» Task: Locate each line of the listing below that contains the string "dense", treating uppercase and lowercase letters as distinct, and copy every such line.

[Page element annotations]
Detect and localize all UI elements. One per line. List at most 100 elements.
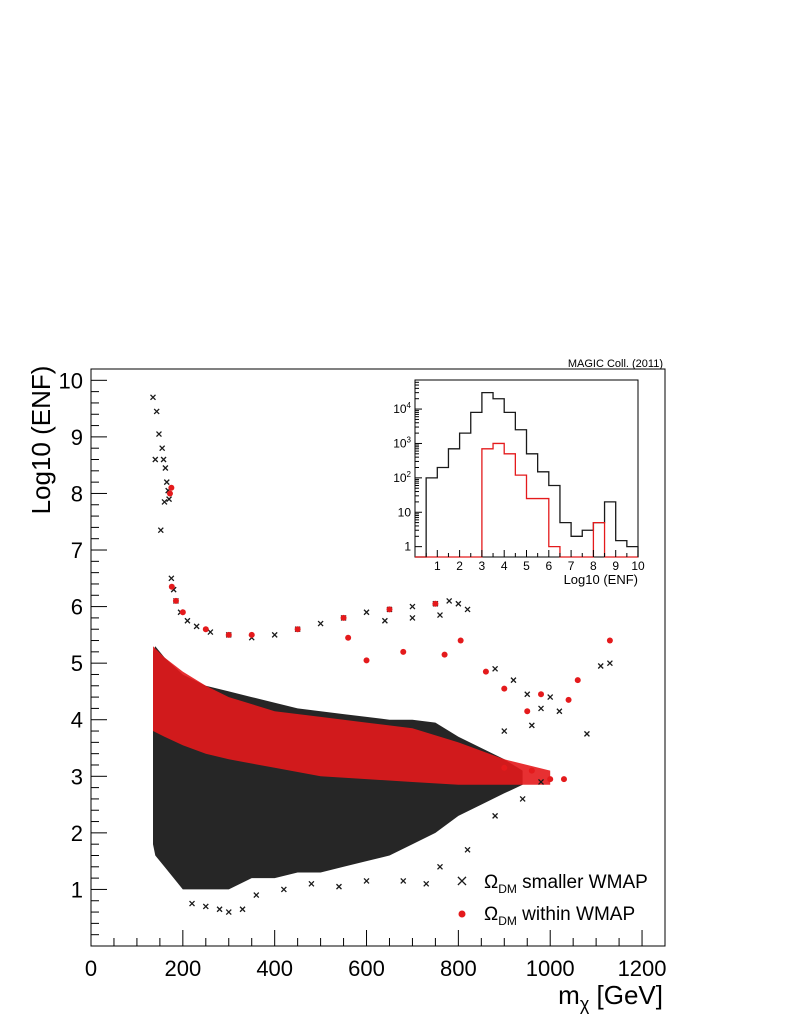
main-x-axis-title: mχ [GeV] [558, 980, 663, 1014]
point-smaller-12 [168, 575, 175, 582]
inset-x-tick-label: 2 [456, 559, 463, 573]
x-tick-label: 400 [256, 956, 293, 981]
point-smaller-51 [253, 892, 260, 899]
point-smaller-44 [528, 722, 535, 729]
point-smaller-61 [519, 795, 526, 802]
point-within-17 [482, 668, 489, 675]
point-smaller-56 [400, 877, 407, 884]
point-smaller-62 [538, 778, 544, 785]
y-tick-label: 7 [71, 538, 83, 563]
point-within-14 [400, 648, 407, 655]
point-smaller-10 [157, 527, 164, 534]
point-smaller-60 [492, 812, 499, 819]
point-smaller-57 [423, 880, 430, 887]
point-smaller-33 [409, 614, 416, 621]
point-within-25 [528, 767, 535, 774]
x-axis-title-sub: χ [580, 994, 590, 1014]
dense-band-1 [153, 646, 551, 785]
point-smaller-59 [464, 846, 471, 853]
point-smaller-2 [156, 431, 162, 438]
point-smaller-46 [189, 900, 195, 907]
point-smaller-18 [207, 629, 214, 636]
inset-x-tick-label: 6 [545, 559, 552, 573]
point-within-2 [168, 583, 175, 590]
x-axis-title-main: m [558, 980, 580, 1010]
point-smaller-35 [492, 665, 499, 672]
inset-histogram [415, 392, 639, 558]
inset-y-tick-label: 10 [398, 505, 412, 519]
point-smaller-7 [163, 479, 170, 486]
point-smaller-47 [202, 903, 209, 910]
point-within-23 [606, 637, 613, 644]
legend-marker-x-icon: × [455, 871, 468, 890]
point-smaller-6 [162, 465, 169, 471]
inset-x-tick-label: 5 [523, 559, 530, 573]
point-smaller-4 [159, 445, 166, 452]
point-smaller-29 [446, 597, 453, 604]
point-smaller-1 [153, 408, 160, 415]
point-smaller-30 [455, 600, 462, 607]
point-within-19 [524, 708, 531, 715]
inset-x-tick-label: 1 [434, 559, 441, 573]
inset-y-tick-label: 1 [404, 540, 411, 554]
legend-rest: within WMAP [517, 904, 635, 925]
inset-y-tick-label: 102 [393, 470, 411, 485]
point-smaller-54 [336, 883, 342, 890]
legend-sub: DM [498, 882, 517, 896]
point-smaller-16 [184, 617, 191, 624]
legend-omega: Ω [484, 872, 498, 893]
point-within-3 [172, 597, 179, 604]
y-tick-label: 3 [71, 764, 83, 789]
main-y-axis-title: Log10 (ENF) [26, 366, 56, 515]
point-smaller-41 [597, 663, 604, 669]
point-smaller-17 [193, 623, 200, 630]
point-smaller-55 [363, 877, 370, 884]
point-smaller-49 [225, 909, 232, 916]
point-smaller-0 [150, 394, 156, 401]
x-tick-label: 600 [348, 956, 385, 981]
main-axes: 0 200 400 600 800 1000 1200 1 2 3 4 5 6 7 8 9 10 [59, 368, 667, 981]
point-smaller-21 [271, 631, 278, 638]
credit-label: MAGIC Coll. (2011) [568, 358, 663, 370]
inset-axes: 1 2 3 4 5 6 7 8 9 10 1 10 102 103 104 [393, 379, 645, 573]
point-smaller-58 [437, 863, 443, 870]
point-within-0 [168, 484, 175, 491]
y-tick-label: 4 [71, 708, 83, 733]
y-tick-label: 2 [71, 821, 83, 846]
inset-x-tick-label: 3 [479, 559, 486, 573]
legend-label-within: ΩDM within WMAP [484, 904, 635, 928]
point-within-6 [225, 631, 232, 638]
y-tick-label: 8 [71, 481, 83, 506]
point-smaller-8 [161, 498, 168, 505]
point-within-18 [501, 685, 508, 692]
legend-sub: DM [498, 914, 517, 928]
point-smaller-50 [239, 906, 246, 913]
legend: × ΩDM smaller WMAP ΩDM within WMAP [455, 871, 648, 928]
point-smaller-43 [547, 694, 554, 701]
x-tick-label: 800 [440, 956, 477, 981]
legend-marker-dot-icon [458, 910, 466, 918]
point-within-10 [386, 606, 393, 613]
x-tick-label: 200 [164, 956, 201, 981]
point-within-13 [363, 657, 370, 664]
y-tick-label: 5 [71, 651, 83, 676]
inset-x-tick-label: 4 [501, 559, 508, 573]
point-within-26 [547, 776, 554, 783]
legend-label-smaller: ΩDM smaller WMAP [484, 872, 648, 896]
point-smaller-38 [538, 705, 544, 712]
legend-omega: Ω [484, 904, 498, 925]
y-tick-label: 6 [71, 595, 83, 620]
point-within-16 [457, 637, 464, 644]
point-within-15 [441, 651, 448, 658]
point-within-9 [340, 614, 347, 621]
inset-x-tick-label: 9 [612, 559, 619, 573]
point-within-1 [166, 490, 173, 497]
point-smaller-40 [583, 730, 590, 737]
point-within-7 [248, 631, 255, 638]
hist-series-1 [415, 442, 638, 558]
inset-x-tick-label: 7 [568, 559, 575, 573]
point-smaller-53 [308, 880, 315, 887]
point-smaller-32 [437, 612, 443, 619]
main-dense-bands [153, 646, 551, 890]
point-smaller-23 [317, 620, 324, 627]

» Result for this task:
dense-band-1 [153, 646, 551, 785]
main-dense-bands [153, 646, 551, 890]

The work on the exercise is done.